* [REQUEST]: Pick out every line holding the string "maximum" and copy it.

(Source records)
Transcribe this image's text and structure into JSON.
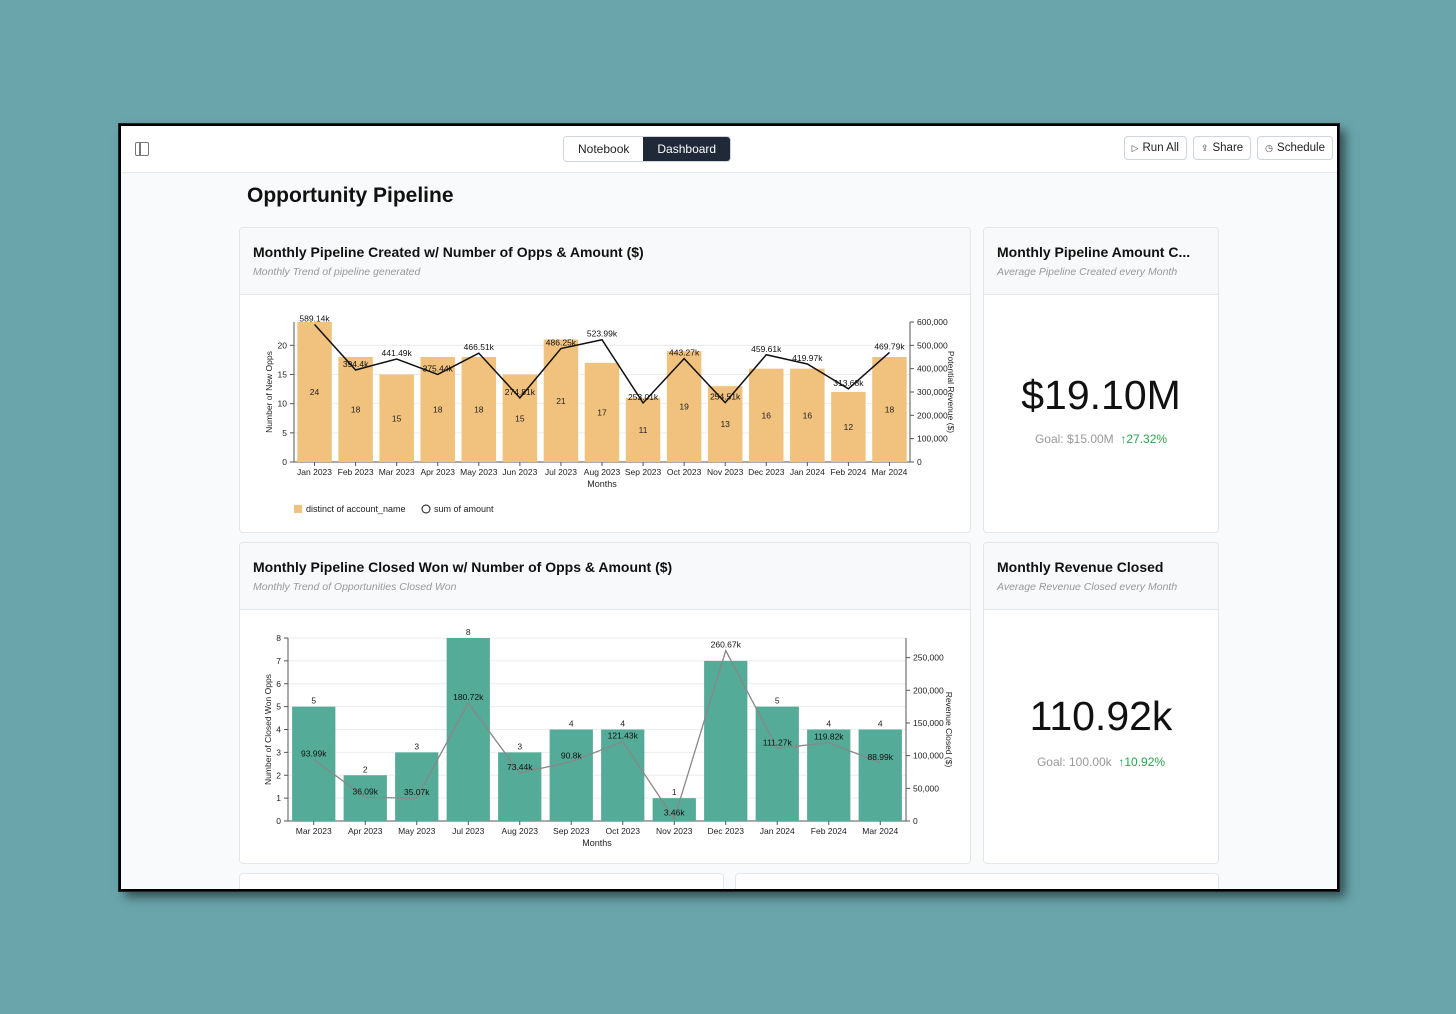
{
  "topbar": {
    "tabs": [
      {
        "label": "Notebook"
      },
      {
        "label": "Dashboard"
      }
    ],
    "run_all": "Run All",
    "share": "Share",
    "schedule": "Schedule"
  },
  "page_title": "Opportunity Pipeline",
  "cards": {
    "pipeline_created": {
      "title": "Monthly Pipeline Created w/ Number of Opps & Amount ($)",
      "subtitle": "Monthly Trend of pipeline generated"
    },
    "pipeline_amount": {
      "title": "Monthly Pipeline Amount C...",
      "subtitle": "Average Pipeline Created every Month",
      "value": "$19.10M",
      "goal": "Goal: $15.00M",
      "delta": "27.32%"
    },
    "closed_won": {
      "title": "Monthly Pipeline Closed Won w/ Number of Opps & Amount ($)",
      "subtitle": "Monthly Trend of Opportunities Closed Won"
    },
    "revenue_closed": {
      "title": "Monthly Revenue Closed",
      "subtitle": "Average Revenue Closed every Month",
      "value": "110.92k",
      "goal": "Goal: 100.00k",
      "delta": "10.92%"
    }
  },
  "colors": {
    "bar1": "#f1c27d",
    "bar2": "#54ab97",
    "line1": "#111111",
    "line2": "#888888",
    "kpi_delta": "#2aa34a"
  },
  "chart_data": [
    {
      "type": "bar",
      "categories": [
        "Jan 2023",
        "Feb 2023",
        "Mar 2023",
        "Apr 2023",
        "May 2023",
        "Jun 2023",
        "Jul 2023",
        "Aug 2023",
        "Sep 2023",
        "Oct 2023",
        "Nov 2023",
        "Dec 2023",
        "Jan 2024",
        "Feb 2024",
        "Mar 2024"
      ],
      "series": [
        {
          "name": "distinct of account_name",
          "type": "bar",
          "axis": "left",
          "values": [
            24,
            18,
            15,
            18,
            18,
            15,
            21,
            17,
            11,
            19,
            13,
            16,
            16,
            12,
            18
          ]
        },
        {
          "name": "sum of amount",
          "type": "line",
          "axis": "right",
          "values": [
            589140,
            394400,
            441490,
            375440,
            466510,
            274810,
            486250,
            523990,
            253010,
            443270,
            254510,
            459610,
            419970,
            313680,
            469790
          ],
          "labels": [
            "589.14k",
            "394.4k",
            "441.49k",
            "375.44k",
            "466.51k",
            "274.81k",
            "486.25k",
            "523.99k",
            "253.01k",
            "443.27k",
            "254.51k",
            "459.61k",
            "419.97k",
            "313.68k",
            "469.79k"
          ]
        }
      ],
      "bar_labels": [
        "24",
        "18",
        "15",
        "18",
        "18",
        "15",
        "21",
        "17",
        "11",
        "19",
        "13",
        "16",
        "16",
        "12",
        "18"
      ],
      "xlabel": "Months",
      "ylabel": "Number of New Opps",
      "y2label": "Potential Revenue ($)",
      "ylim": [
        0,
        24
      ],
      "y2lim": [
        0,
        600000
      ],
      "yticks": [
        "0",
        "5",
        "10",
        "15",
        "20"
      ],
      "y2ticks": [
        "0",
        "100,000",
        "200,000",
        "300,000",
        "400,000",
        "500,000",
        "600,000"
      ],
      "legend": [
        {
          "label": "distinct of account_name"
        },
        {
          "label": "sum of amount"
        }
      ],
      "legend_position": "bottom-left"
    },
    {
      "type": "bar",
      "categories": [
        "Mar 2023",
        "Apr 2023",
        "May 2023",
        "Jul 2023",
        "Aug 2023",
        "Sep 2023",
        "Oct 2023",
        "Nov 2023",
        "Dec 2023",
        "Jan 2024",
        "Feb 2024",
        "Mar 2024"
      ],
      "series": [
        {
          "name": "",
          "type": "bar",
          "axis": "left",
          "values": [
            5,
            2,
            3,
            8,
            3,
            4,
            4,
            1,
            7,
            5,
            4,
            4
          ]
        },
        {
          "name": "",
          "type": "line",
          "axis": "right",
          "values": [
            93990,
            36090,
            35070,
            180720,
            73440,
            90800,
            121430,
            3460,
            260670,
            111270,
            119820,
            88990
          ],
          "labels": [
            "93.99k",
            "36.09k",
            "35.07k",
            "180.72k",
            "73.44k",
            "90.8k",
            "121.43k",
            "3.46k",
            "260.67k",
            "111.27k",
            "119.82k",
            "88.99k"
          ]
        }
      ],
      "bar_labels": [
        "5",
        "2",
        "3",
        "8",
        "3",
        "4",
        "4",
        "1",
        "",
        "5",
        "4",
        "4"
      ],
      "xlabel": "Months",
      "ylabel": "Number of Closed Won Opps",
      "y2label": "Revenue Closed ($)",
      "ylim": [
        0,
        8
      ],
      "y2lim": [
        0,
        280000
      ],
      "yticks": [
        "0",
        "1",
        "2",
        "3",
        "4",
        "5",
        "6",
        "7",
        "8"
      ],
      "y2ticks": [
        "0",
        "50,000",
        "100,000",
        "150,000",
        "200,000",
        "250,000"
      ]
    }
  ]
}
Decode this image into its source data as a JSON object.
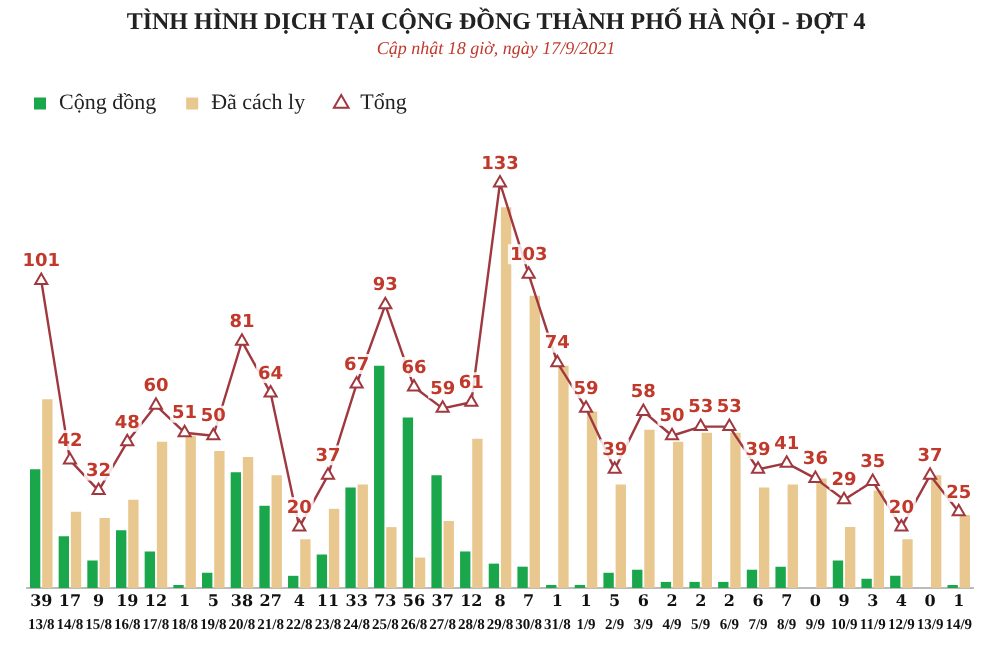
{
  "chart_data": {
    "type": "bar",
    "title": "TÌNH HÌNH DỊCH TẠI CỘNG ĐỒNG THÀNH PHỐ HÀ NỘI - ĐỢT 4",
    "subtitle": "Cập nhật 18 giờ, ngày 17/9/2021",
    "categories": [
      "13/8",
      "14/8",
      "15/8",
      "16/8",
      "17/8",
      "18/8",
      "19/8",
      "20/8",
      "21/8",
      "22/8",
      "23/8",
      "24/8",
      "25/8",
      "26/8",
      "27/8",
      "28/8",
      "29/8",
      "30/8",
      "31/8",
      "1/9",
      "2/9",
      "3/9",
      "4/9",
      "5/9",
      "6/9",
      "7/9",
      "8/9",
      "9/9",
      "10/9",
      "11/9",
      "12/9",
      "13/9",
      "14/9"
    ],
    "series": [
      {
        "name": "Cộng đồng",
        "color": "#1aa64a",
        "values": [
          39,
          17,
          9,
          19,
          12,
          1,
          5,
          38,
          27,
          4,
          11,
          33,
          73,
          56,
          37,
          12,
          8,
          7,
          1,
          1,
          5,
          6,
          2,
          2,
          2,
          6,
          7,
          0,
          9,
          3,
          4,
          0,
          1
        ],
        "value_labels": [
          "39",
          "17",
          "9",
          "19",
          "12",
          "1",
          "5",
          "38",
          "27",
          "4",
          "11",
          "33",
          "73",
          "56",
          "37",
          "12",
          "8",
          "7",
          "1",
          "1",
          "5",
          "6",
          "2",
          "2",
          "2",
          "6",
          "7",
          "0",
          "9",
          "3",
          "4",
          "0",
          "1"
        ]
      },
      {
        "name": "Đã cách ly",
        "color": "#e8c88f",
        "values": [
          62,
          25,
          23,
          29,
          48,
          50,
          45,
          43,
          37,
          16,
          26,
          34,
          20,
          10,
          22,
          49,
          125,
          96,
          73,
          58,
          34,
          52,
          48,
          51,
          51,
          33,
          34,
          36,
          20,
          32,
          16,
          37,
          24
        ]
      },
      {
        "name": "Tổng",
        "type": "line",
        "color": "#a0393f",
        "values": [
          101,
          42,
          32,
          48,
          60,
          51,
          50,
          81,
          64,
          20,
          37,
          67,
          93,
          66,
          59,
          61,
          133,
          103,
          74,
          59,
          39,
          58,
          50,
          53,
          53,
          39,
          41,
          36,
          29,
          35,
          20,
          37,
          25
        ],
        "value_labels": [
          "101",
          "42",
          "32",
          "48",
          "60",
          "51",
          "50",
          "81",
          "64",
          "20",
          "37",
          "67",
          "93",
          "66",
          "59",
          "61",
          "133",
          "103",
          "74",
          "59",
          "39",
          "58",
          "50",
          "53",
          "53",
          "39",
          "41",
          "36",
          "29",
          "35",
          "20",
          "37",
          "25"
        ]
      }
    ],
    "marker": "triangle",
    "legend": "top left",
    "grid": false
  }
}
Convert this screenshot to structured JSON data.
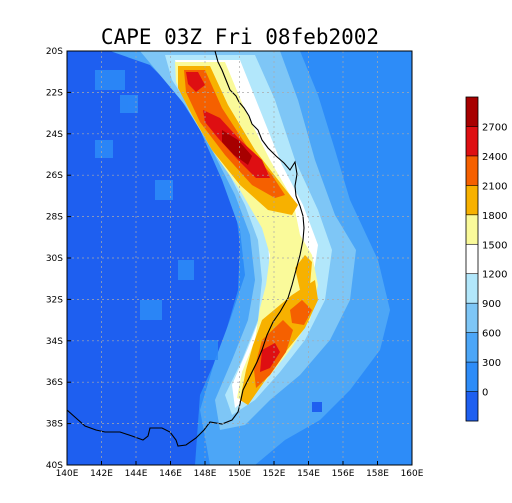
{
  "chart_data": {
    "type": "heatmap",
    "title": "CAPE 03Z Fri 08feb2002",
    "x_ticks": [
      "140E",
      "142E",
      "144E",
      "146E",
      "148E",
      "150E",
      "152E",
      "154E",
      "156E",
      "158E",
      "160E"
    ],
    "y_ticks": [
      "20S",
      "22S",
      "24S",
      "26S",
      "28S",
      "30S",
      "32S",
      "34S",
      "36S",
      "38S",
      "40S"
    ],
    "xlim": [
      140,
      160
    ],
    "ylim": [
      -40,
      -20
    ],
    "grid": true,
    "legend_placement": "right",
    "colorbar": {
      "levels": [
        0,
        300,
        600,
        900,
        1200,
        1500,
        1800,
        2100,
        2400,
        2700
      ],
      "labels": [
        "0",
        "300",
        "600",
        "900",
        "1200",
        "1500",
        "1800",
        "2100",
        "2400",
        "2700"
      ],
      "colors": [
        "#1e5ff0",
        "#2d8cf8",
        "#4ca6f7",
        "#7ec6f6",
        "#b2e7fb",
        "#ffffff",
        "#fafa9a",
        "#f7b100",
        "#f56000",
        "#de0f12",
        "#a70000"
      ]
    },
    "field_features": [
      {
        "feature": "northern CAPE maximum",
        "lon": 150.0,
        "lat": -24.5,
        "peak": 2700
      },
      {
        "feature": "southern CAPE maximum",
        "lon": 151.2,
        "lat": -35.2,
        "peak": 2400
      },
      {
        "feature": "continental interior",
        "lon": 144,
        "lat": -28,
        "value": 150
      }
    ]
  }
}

* [SOLUTION BELOW]:
        "feature": "northern CAPE maximum",
        "feature": "southern CAPE maximum",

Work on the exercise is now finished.